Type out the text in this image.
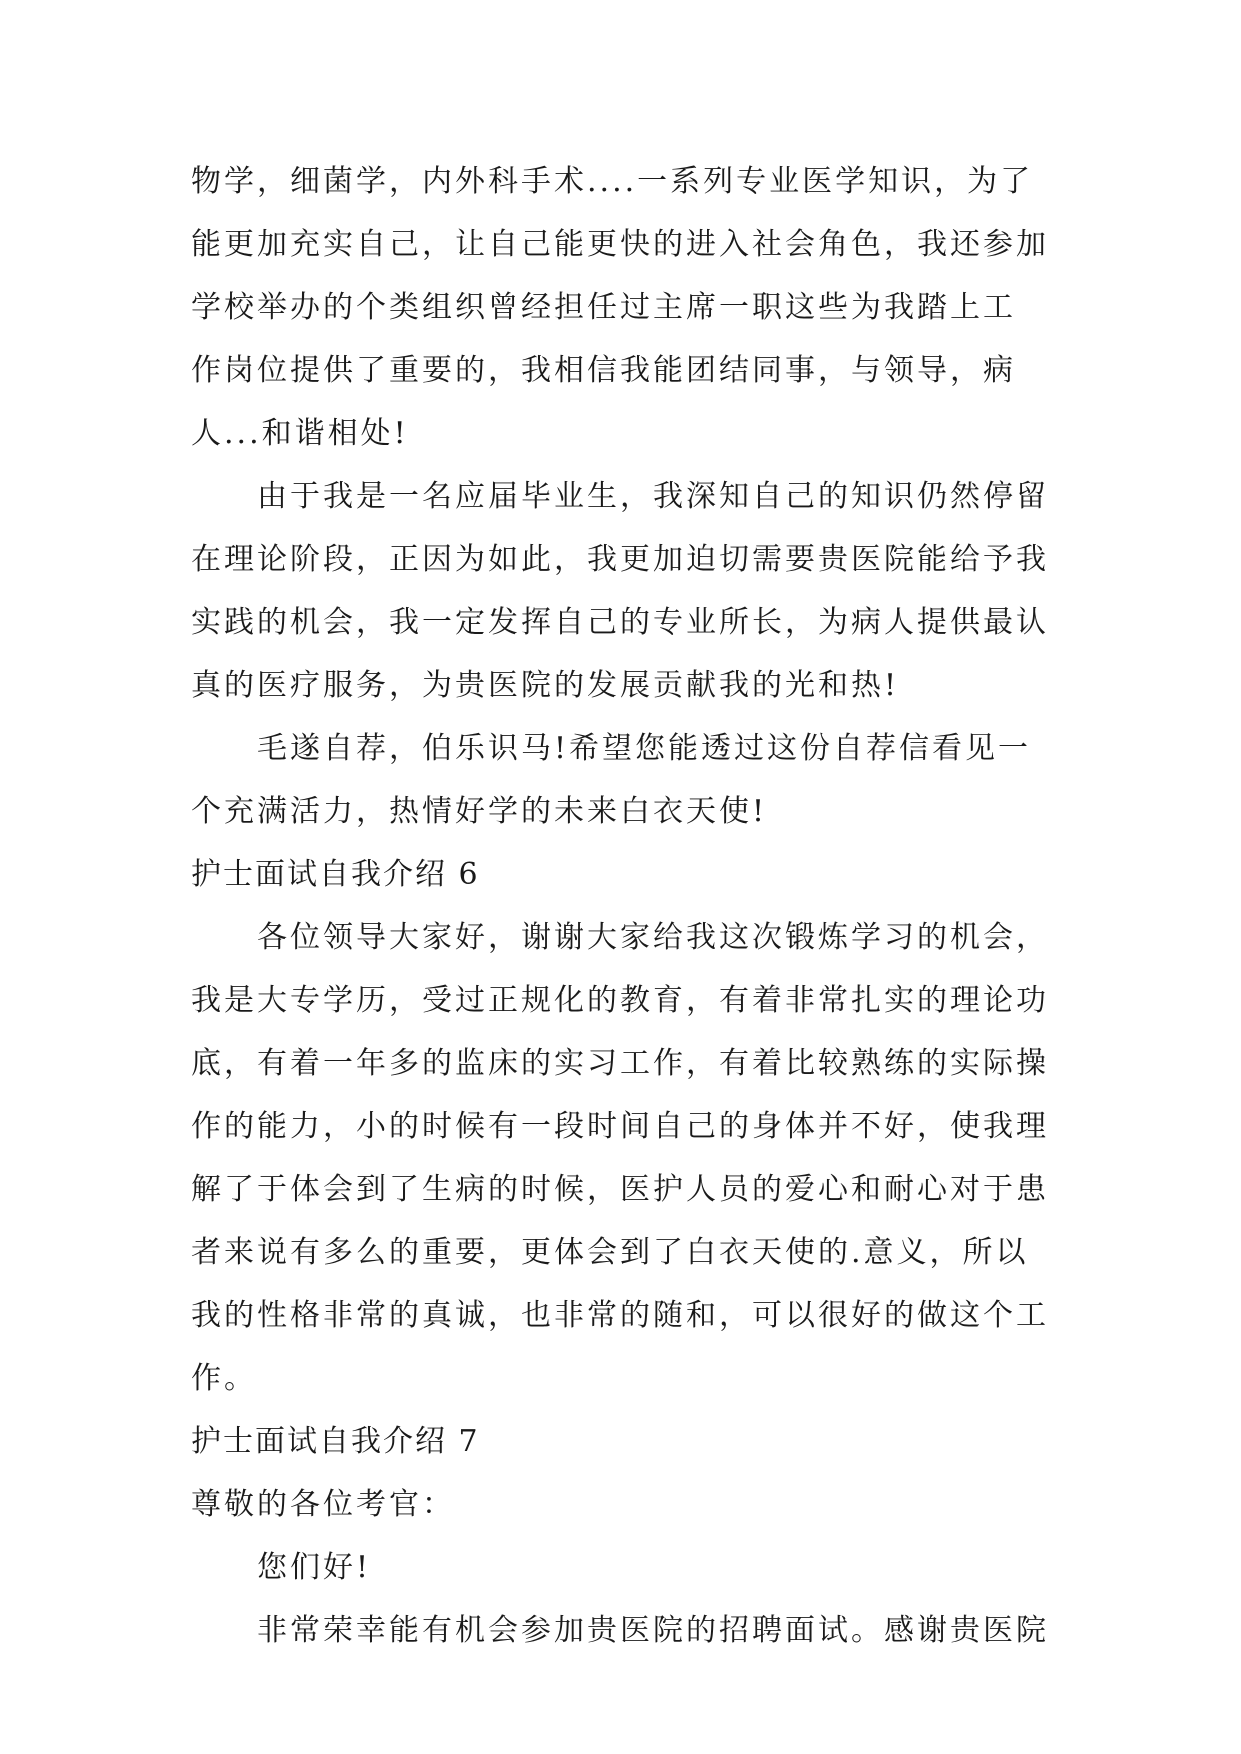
物学，细菌学，内外科手术....一系列专业医学知识，为了
能更加充实自己，让自己能更快的进入社会角色，我还参加
学校举办的个类组织曾经担任过主席一职这些为我踏上工
作岗位提供了重要的，我相信我能团结同事，与领导，病
人...和谐相处!
由于我是一名应届毕业生，我深知自己的知识仍然停留
在理论阶段，正因为如此，我更加迫切需要贵医院能给予我
实践的机会，我一定发挥自己的专业所长，为病人提供最认
真的医疗服务，为贵医院的发展贡献我的光和热!
毛遂自荐，伯乐识马!希望您能透过这份自荐信看见一
个充满活力，热情好学的未来白衣天使!
护士面试自我介绍 6
各位领导大家好，谢谢大家给我这次锻炼学习的机会，
我是大专学历，受过正规化的教育，有着非常扎实的理论功
底，有着一年多的监床的实习工作，有着比较熟练的实际操
作的能力，小的时候有一段时间自己的身体并不好，使我理
解了于体会到了生病的时候，医护人员的爱心和耐心对于患
者来说有多么的重要，更体会到了白衣天使的.意义，所以
我的性格非常的真诚，也非常的随和，可以很好的做这个工
作。
护士面试自我介绍 7
尊敬的各位考官：
您们好!
非常荣幸能有机会参加贵医院的招聘面试。感谢贵医院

########################################

▸ The problem
Copy each line in full and exactly, omitting any picture.

▸ Final result
Type out the text in this image.
物学，细菌学，内外科手术....一系列专业医学知识，为了
能更加充实自己，让自己能更快的进入社会角色，我还参加
学校举办的个类组织曾经担任过主席一职这些为我踏上工
作岗位提供了重要的，我相信我能团结同事，与领导，病
人...和谐相处!
由于我是一名应届毕业生，我深知自己的知识仍然停留
在理论阶段，正因为如此，我更加迫切需要贵医院能给予我
实践的机会，我一定发挥自己的专业所长，为病人提供最认
真的医疗服务，为贵医院的发展贡献我的光和热!
毛遂自荐，伯乐识马!希望您能透过这份自荐信看见一
个充满活力，热情好学的未来白衣天使!
护士面试自我介绍 6
各位领导大家好，谢谢大家给我这次锻炼学习的机会，
我是大专学历，受过正规化的教育，有着非常扎实的理论功
底，有着一年多的监床的实习工作，有着比较熟练的实际操
作的能力，小的时候有一段时间自己的身体并不好，使我理
解了于体会到了生病的时候，医护人员的爱心和耐心对于患
者来说有多么的重要，更体会到了白衣天使的.意义，所以
我的性格非常的真诚，也非常的随和，可以很好的做这个工
作。
护士面试自我介绍 7
尊敬的各位考官：
您们好!
非常荣幸能有机会参加贵医院的招聘面试。感谢贵医院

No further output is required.